▶ [Problem]: Quote the whole listing verbatim.

▶ [Data records]:
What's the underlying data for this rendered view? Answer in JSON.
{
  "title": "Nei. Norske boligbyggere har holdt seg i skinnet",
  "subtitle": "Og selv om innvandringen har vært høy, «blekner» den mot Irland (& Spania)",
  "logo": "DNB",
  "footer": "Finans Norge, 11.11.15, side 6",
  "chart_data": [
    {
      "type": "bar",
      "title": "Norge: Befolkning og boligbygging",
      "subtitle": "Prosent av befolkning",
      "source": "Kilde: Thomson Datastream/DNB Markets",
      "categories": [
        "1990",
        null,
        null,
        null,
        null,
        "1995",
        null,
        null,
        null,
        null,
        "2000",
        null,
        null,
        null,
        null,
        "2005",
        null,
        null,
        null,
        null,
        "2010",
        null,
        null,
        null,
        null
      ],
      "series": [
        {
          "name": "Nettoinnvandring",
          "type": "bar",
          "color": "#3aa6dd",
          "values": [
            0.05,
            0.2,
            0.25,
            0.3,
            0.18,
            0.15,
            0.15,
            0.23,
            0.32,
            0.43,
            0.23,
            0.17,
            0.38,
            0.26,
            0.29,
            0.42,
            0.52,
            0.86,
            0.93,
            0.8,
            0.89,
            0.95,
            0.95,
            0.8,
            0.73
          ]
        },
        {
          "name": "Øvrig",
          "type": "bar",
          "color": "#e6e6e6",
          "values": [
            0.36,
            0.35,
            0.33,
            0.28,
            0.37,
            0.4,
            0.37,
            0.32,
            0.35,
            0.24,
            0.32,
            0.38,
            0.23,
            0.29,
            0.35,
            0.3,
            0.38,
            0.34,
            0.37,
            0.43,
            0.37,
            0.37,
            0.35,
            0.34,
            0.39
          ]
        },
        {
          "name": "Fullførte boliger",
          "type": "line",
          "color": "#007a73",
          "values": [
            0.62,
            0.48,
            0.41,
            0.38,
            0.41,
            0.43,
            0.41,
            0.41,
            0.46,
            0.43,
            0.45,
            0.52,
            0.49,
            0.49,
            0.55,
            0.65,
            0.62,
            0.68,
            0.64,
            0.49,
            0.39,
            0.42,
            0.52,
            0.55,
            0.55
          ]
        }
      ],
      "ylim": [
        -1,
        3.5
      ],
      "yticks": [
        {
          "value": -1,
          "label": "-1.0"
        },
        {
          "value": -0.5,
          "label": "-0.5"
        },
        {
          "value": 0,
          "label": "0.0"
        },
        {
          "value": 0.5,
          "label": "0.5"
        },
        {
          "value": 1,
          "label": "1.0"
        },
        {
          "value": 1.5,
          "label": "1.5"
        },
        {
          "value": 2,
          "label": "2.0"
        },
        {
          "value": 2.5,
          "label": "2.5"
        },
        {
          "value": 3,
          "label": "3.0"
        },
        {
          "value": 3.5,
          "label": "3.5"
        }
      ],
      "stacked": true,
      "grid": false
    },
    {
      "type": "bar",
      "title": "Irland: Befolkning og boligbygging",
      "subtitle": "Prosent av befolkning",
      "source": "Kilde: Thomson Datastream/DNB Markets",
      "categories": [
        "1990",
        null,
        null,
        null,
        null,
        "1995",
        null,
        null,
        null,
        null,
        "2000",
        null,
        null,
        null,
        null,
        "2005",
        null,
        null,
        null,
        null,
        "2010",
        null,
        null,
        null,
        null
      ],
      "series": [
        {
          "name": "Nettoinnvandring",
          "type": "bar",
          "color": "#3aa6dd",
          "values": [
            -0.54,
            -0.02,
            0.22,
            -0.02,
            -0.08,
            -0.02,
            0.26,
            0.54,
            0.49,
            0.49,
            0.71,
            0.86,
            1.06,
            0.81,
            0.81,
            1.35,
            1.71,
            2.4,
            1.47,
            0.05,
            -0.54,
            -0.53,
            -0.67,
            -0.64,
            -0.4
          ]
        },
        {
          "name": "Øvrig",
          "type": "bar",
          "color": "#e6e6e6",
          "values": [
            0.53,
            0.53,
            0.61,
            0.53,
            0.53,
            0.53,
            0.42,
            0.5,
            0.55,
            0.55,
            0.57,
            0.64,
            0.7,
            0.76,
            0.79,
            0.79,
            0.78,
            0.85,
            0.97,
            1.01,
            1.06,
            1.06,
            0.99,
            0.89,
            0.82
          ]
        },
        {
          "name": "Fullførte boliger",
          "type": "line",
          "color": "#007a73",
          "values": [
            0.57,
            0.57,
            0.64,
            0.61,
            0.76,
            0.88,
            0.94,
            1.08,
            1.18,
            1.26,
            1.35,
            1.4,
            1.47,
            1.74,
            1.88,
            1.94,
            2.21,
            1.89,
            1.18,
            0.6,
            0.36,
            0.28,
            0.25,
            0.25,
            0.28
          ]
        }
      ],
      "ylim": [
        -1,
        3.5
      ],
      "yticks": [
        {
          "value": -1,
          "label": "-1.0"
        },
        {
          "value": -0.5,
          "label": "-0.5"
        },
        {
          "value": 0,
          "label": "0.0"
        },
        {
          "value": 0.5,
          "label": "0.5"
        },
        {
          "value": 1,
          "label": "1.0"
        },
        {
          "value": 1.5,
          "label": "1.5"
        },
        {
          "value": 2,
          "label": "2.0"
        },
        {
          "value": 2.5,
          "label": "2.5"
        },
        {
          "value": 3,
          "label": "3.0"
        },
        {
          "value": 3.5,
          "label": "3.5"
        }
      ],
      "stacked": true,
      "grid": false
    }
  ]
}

▶ [Output of the exercise]:
What's the underlying data for this rendered view? Answer in JSON.
{
  "title": "Nei. Norske boligbyggere har holdt seg i skinnet",
  "subtitle": "Og selv om innvandringen har vært høy, «blekner» den mot Irland (& Spania)",
  "logo": "DNB",
  "footer": "Finans Norge, 11.11.15, side 6",
  "chart_data": [
    {
      "type": "bar",
      "title": "Norge: Befolkning og boligbygging",
      "subtitle": "Prosent av befolkning",
      "source": "Kilde: Thomson Datastream/DNB Markets",
      "categories": [
        "1990",
        null,
        null,
        null,
        null,
        "1995",
        null,
        null,
        null,
        null,
        "2000",
        null,
        null,
        null,
        null,
        "2005",
        null,
        null,
        null,
        null,
        "2010",
        null,
        null,
        null,
        null
      ],
      "series": [
        {
          "name": "Nettoinnvandring",
          "type": "bar",
          "color": "#3aa6dd",
          "values": [
            0.05,
            0.2,
            0.25,
            0.3,
            0.18,
            0.15,
            0.15,
            0.23,
            0.32,
            0.43,
            0.23,
            0.17,
            0.38,
            0.26,
            0.29,
            0.42,
            0.52,
            0.86,
            0.93,
            0.8,
            0.89,
            0.95,
            0.95,
            0.8,
            0.73
          ]
        },
        {
          "name": "Øvrig",
          "type": "bar",
          "color": "#e6e6e6",
          "values": [
            0.36,
            0.35,
            0.33,
            0.28,
            0.37,
            0.4,
            0.37,
            0.32,
            0.35,
            0.24,
            0.32,
            0.38,
            0.23,
            0.29,
            0.35,
            0.3,
            0.38,
            0.34,
            0.37,
            0.43,
            0.37,
            0.37,
            0.35,
            0.34,
            0.39
          ]
        },
        {
          "name": "Fullførte boliger",
          "type": "line",
          "color": "#007a73",
          "values": [
            0.62,
            0.48,
            0.41,
            0.38,
            0.41,
            0.43,
            0.41,
            0.41,
            0.46,
            0.43,
            0.45,
            0.52,
            0.49,
            0.49,
            0.55,
            0.65,
            0.62,
            0.68,
            0.64,
            0.49,
            0.39,
            0.42,
            0.52,
            0.55,
            0.55
          ]
        }
      ],
      "ylim": [
        -1,
        3.5
      ],
      "yticks": [
        {
          "value": -1,
          "label": "-1.0"
        },
        {
          "value": -0.5,
          "label": "-0.5"
        },
        {
          "value": 0,
          "label": "0.0"
        },
        {
          "value": 0.5,
          "label": "0.5"
        },
        {
          "value": 1,
          "label": "1.0"
        },
        {
          "value": 1.5,
          "label": "1.5"
        },
        {
          "value": 2,
          "label": "2.0"
        },
        {
          "value": 2.5,
          "label": "2.5"
        },
        {
          "value": 3,
          "label": "3.0"
        },
        {
          "value": 3.5,
          "label": "3.5"
        }
      ],
      "stacked": true,
      "grid": false
    },
    {
      "type": "bar",
      "title": "Irland: Befolkning og boligbygging",
      "subtitle": "Prosent av befolkning",
      "source": "Kilde: Thomson Datastream/DNB Markets",
      "categories": [
        "1990",
        null,
        null,
        null,
        null,
        "1995",
        null,
        null,
        null,
        null,
        "2000",
        null,
        null,
        null,
        null,
        "2005",
        null,
        null,
        null,
        null,
        "2010",
        null,
        null,
        null,
        null
      ],
      "series": [
        {
          "name": "Nettoinnvandring",
          "type": "bar",
          "color": "#3aa6dd",
          "values": [
            -0.54,
            -0.02,
            0.22,
            -0.02,
            -0.08,
            -0.02,
            0.26,
            0.54,
            0.49,
            0.49,
            0.71,
            0.86,
            1.06,
            0.81,
            0.81,
            1.35,
            1.71,
            2.4,
            1.47,
            0.05,
            -0.54,
            -0.53,
            -0.67,
            -0.64,
            -0.4
          ]
        },
        {
          "name": "Øvrig",
          "type": "bar",
          "color": "#e6e6e6",
          "values": [
            0.53,
            0.53,
            0.61,
            0.53,
            0.53,
            0.53,
            0.42,
            0.5,
            0.55,
            0.55,
            0.57,
            0.64,
            0.7,
            0.76,
            0.79,
            0.79,
            0.78,
            0.85,
            0.97,
            1.01,
            1.06,
            1.06,
            0.99,
            0.89,
            0.82
          ]
        },
        {
          "name": "Fullførte boliger",
          "type": "line",
          "color": "#007a73",
          "values": [
            0.57,
            0.57,
            0.64,
            0.61,
            0.76,
            0.88,
            0.94,
            1.08,
            1.18,
            1.26,
            1.35,
            1.4,
            1.47,
            1.74,
            1.88,
            1.94,
            2.21,
            1.89,
            1.18,
            0.6,
            0.36,
            0.28,
            0.25,
            0.25,
            0.28
          ]
        }
      ],
      "ylim": [
        -1,
        3.5
      ],
      "yticks": [
        {
          "value": -1,
          "label": "-1.0"
        },
        {
          "value": -0.5,
          "label": "-0.5"
        },
        {
          "value": 0,
          "label": "0.0"
        },
        {
          "value": 0.5,
          "label": "0.5"
        },
        {
          "value": 1,
          "label": "1.0"
        },
        {
          "value": 1.5,
          "label": "1.5"
        },
        {
          "value": 2,
          "label": "2.0"
        },
        {
          "value": 2.5,
          "label": "2.5"
        },
        {
          "value": 3,
          "label": "3.0"
        },
        {
          "value": 3.5,
          "label": "3.5"
        }
      ],
      "stacked": true,
      "grid": false
    }
  ]
}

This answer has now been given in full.